**Exercise aim**.
Using the records that follow, copy every line containing the word "label".

**Items**.
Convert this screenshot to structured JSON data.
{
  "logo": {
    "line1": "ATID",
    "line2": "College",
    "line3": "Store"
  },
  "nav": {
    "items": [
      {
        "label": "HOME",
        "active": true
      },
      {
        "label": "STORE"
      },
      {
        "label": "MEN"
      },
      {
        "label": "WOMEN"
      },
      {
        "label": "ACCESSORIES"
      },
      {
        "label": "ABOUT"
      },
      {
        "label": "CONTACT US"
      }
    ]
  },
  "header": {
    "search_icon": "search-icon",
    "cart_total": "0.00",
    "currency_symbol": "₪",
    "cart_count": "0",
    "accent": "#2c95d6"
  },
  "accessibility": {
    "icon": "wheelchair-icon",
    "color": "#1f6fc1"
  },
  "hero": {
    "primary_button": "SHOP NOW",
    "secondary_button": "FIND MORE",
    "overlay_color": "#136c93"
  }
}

**The reply**.
        "label": "HOME",
        "label": "STORE"
        "label": "MEN"
        "label": "WOMEN"
        "label": "ACCESSORIES"
        "label": "ABOUT"
        "label": "CONTACT US"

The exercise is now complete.